* Text provided *

--

There are several ways encoding a relative relocation. In terms of space efficiency, I think the sorted order is:

  • ELF REL/RELA (most 64-bit architectures unfortunately use RELA for dynamic relocations)
  • PE/COFF .reloc, 16-bit for one entry
  • Mach-O __LINKEDIT,__rebase, using bytecode
  • ELF RELR

RELR is the most efficient one. I have notified some distributions to adopt RELR when they upgrade to glibc 2.36 (scheduled on 2022-08-01): https://maskray.me/blog/2021-10-31-relative-relocations-and-relr "When will Linux distributions adopt RELR?"

If page-in technique makes a significant difference on Linux, we can let rtld communicate the (DT_RELR, DT_RELRSZ) information to the kernel. It seems that bothe userspace and the kernel may need to parse RELR.

MaskRay avatar Jul 14 '22 05:07 MaskRay

The kernel page-in technique is indeed interesting.

--

* Data provided *

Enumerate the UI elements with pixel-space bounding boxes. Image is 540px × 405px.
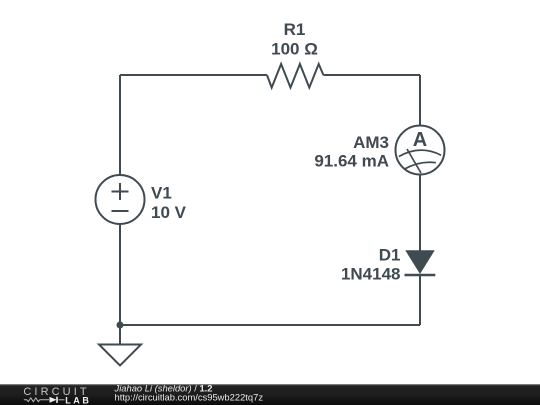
svg-text:V1: V1 [151,183,172,202]
svg-text:http://circuitlab.com/cs95wb22: http://circuitlab.com/cs95wb222tq7z [115,392,264,403]
svg-text:10 V: 10 V [151,203,187,222]
svg-text:A: A [413,129,427,151]
svg-text:100 Ω: 100 Ω [271,40,318,59]
svg-text:AM3: AM3 [353,133,389,152]
svg-text:R1: R1 [284,20,306,39]
svg-text:D1: D1 [379,246,401,265]
svg-text:LAB: LAB [65,395,91,405]
svg-text:91.64 mA: 91.64 mA [314,152,389,171]
svg-text:1N4148: 1N4148 [341,265,401,284]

--

* Goal *
Answer from the relocation text:
1. Which encoding is named as the most efficient?
2. Which glibc version is mentioned, and on what date is it scheduled?
3. Which two pieces of information could rtld pass to the kernel?

* Result *
1. ELF RELR
2. glibc 2.36, scheduled on 2022-08-01
3. DT_RELR and DT_RELRSZ